── INPUT ROWS
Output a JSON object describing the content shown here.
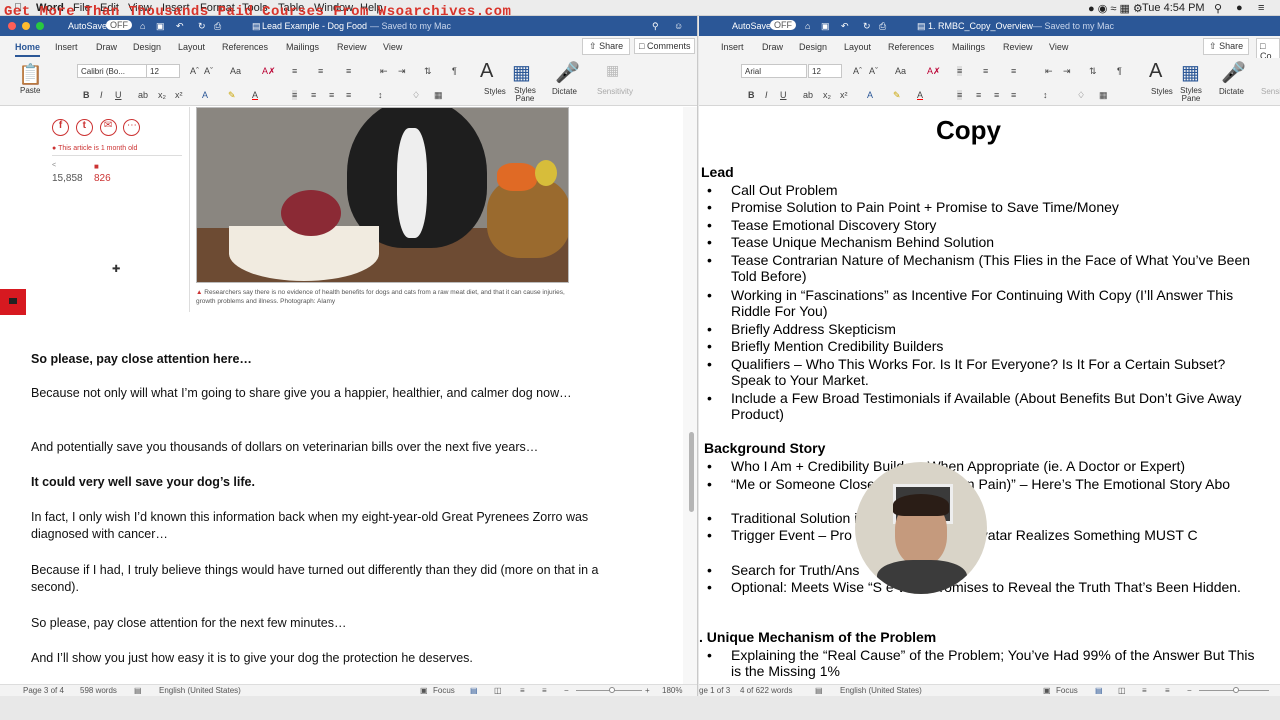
{
  "watermark": "Get More Than Thousands Paid Courses From Wsoarchives.com",
  "menubar": {
    "app": "Word",
    "items": [
      "File",
      "Edit",
      "View",
      "Insert",
      "Format",
      "Tools",
      "Table",
      "Window",
      "Help"
    ],
    "clock": "Tue 4:54 PM"
  },
  "left": {
    "autosave": "AutoSave",
    "autosave_state": "OFF",
    "title": "Lead Example - Dog Food",
    "saved": "— Saved to my Mac",
    "tabs": [
      "Home",
      "Insert",
      "Draw",
      "Design",
      "Layout",
      "References",
      "Mailings",
      "Review",
      "View"
    ],
    "share": "Share",
    "comments": "Comments",
    "font": "Calibri (Bo...",
    "size": "12",
    "ribbon_labels": {
      "paste": "Paste",
      "styles": "Styles",
      "styles_pane": "Styles Pane",
      "dictate": "Dictate",
      "sensitivity": "Sensitivity"
    },
    "article": {
      "notice": "This article is 1 month old",
      "shares": "15,858",
      "comments": "826",
      "caption": "Researchers say there is no evidence of health benefits for dogs and cats from a raw meat diet, and that it can cause injuries, growth problems and illness. Photograph: Alamy"
    },
    "paragraphs": [
      {
        "text": "So please, pay close attention here…",
        "bold": true
      },
      {
        "text": "Because not only will what I’m going to share give you a happier, healthier, and calmer dog now…",
        "bold": false
      },
      {
        "text": "And potentially save you thousands of dollars on veterinarian bills over the next five years…",
        "bold": false
      },
      {
        "text": "It could very well save your dog’s life.",
        "bold": true
      },
      {
        "text": "In fact, I only wish I’d known this information back when my eight-year-old Great Pyrenees Zorro was diagnosed with cancer…",
        "bold": false
      },
      {
        "text": "Because if I had, I truly believe things would have turned out differently than they did (more on that in a second).",
        "bold": false
      },
      {
        "text": "So please, pay close attention for the next few minutes…",
        "bold": false
      },
      {
        "text": "And I’ll show you just how easy it is to give your dog the protection he deserves.",
        "bold": false
      }
    ],
    "status": {
      "page": "Page 3 of 4",
      "words": "598 words",
      "lang": "English (United States)",
      "focus": "Focus",
      "zoom": "180%"
    }
  },
  "right": {
    "autosave": "AutoSave",
    "autosave_state": "OFF",
    "title": "1. RMBC_Copy_Overview",
    "saved": "— Saved to my Mac",
    "tabs": [
      "Insert",
      "Draw",
      "Design",
      "Layout",
      "References",
      "Mailings",
      "Review",
      "View"
    ],
    "share": "Share",
    "comments": "Co",
    "font": "Arial",
    "size": "12",
    "ribbon_labels": {
      "styles": "Styles",
      "styles_pane": "Styles Pane",
      "dictate": "Dictate",
      "sensitivity": "Sensi"
    },
    "doc_title": "Copy",
    "lead_heading": "Lead",
    "lead_bullets": [
      "Call Out Problem",
      "Promise Solution to Pain Point + Promise to Save Time/Money",
      "Tease Emotional Discovery Story",
      "Tease Unique Mechanism Behind Solution",
      "Tease Contrarian Nature of Mechanism (This Flies in the Face of What You’ve Been Told Before)",
      "Working in “Fascinations” as Incentive For Continuing With Copy (I’ll Answer This Riddle For You)",
      "Briefly Address Skepticism",
      "Briefly Mention Credibility Builders",
      "Qualifiers – Who This Works For. Is It For Everyone? Is It For a Certain Subset? Speak to Your Market.",
      "Include a Few Broad Testimonials if Available (About Benefits But Don’t Give Away Product)"
    ],
    "bg_heading": "Background Story",
    "bg_bullets": [
      "Who I Am + Credibility Builders When Appropriate (ie. A Doctor or Expert)",
      "“Me or Someone Close ust Like You (In Pain)” – Here’s The Emotional Story Abo",
      "Traditional Solution ing",
      "Trigger Event – Pro scalated to Where Avatar Realizes Something MUST C",
      "Search for Truth/Ans",
      "Optional: Meets Wise “S e Who Promises to Reveal the Truth That’s Been Hidden."
    ],
    "um_heading": ". Unique Mechanism of the Problem",
    "um_bullets": [
      "Explaining the “Real Cause” of the Problem; You’ve Had 99% of the Answer But This is the Missing 1%"
    ],
    "status": {
      "page": "ge 1 of 3",
      "words": "4 of 622 words",
      "lang": "English (United States)",
      "focus": "Focus"
    }
  }
}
────
§ AIM OF THE TASK
Restate the data above word for word. Do not include the images.

§ RESULT OF THIS EXERCISE
Output a JSON object describing the content shown here.
{
  "watermark": "Get More Than Thousands Paid Courses From Wsoarchives.com",
  "menubar": {
    "app": "Word",
    "items": [
      "File",
      "Edit",
      "View",
      "Insert",
      "Format",
      "Tools",
      "Table",
      "Window",
      "Help"
    ],
    "clock": "Tue 4:54 PM"
  },
  "left": {
    "autosave": "AutoSave",
    "autosave_state": "OFF",
    "title": "Lead Example - Dog Food",
    "saved": "— Saved to my Mac",
    "tabs": [
      "Home",
      "Insert",
      "Draw",
      "Design",
      "Layout",
      "References",
      "Mailings",
      "Review",
      "View"
    ],
    "share": "Share",
    "comments": "Comments",
    "font": "Calibri (Bo...",
    "size": "12",
    "ribbon_labels": {
      "paste": "Paste",
      "styles": "Styles",
      "styles_pane": "Styles Pane",
      "dictate": "Dictate",
      "sensitivity": "Sensitivity"
    },
    "article": {
      "notice": "This article is 1 month old",
      "shares": "15,858",
      "comments": "826",
      "caption": "Researchers say there is no evidence of health benefits for dogs and cats from a raw meat diet, and that it can cause injuries, growth problems and illness. Photograph: Alamy"
    },
    "paragraphs": [
      {
        "text": "So please, pay close attention here…",
        "bold": true
      },
      {
        "text": "Because not only will what I’m going to share give you a happier, healthier, and calmer dog now…",
        "bold": false
      },
      {
        "text": "And potentially save you thousands of dollars on veterinarian bills over the next five years…",
        "bold": false
      },
      {
        "text": "It could very well save your dog’s life.",
        "bold": true
      },
      {
        "text": "In fact, I only wish I’d known this information back when my eight-year-old Great Pyrenees Zorro was diagnosed with cancer…",
        "bold": false
      },
      {
        "text": "Because if I had, I truly believe things would have turned out differently than they did (more on that in a second).",
        "bold": false
      },
      {
        "text": "So please, pay close attention for the next few minutes…",
        "bold": false
      },
      {
        "text": "And I’ll show you just how easy it is to give your dog the protection he deserves.",
        "bold": false
      }
    ],
    "status": {
      "page": "Page 3 of 4",
      "words": "598 words",
      "lang": "English (United States)",
      "focus": "Focus",
      "zoom": "180%"
    }
  },
  "right": {
    "autosave": "AutoSave",
    "autosave_state": "OFF",
    "title": "1. RMBC_Copy_Overview",
    "saved": "— Saved to my Mac",
    "tabs": [
      "Insert",
      "Draw",
      "Design",
      "Layout",
      "References",
      "Mailings",
      "Review",
      "View"
    ],
    "share": "Share",
    "comments": "Co",
    "font": "Arial",
    "size": "12",
    "ribbon_labels": {
      "styles": "Styles",
      "styles_pane": "Styles Pane",
      "dictate": "Dictate",
      "sensitivity": "Sensi"
    },
    "doc_title": "Copy",
    "lead_heading": "Lead",
    "lead_bullets": [
      "Call Out Problem",
      "Promise Solution to Pain Point + Promise to Save Time/Money",
      "Tease Emotional Discovery Story",
      "Tease Unique Mechanism Behind Solution",
      "Tease Contrarian Nature of Mechanism (This Flies in the Face of What You’ve Been Told Before)",
      "Working in “Fascinations” as Incentive For Continuing With Copy (I’ll Answer This Riddle For You)",
      "Briefly Address Skepticism",
      "Briefly Mention Credibility Builders",
      "Qualifiers – Who This Works For. Is It For Everyone? Is It For a Certain Subset? Speak to Your Market.",
      "Include a Few Broad Testimonials if Available (About Benefits But Don’t Give Away Product)"
    ],
    "bg_heading": "Background Story",
    "bg_bullets": [
      "Who I Am + Credibility Builders When Appropriate (ie. A Doctor or Expert)",
      "“Me or Someone Close ust Like You (In Pain)” – Here’s The Emotional Story Abo",
      "Traditional Solution ing",
      "Trigger Event – Pro scalated to Where Avatar Realizes Something MUST C",
      "Search for Truth/Ans",
      "Optional: Meets Wise “S e Who Promises to Reveal the Truth That’s Been Hidden."
    ],
    "um_heading": ". Unique Mechanism of the Problem",
    "um_bullets": [
      "Explaining the “Real Cause” of the Problem; You’ve Had 99% of the Answer But This is the Missing 1%"
    ],
    "status": {
      "page": "ge 1 of 3",
      "words": "4 of 622 words",
      "lang": "English (United States)",
      "focus": "Focus"
    }
  }
}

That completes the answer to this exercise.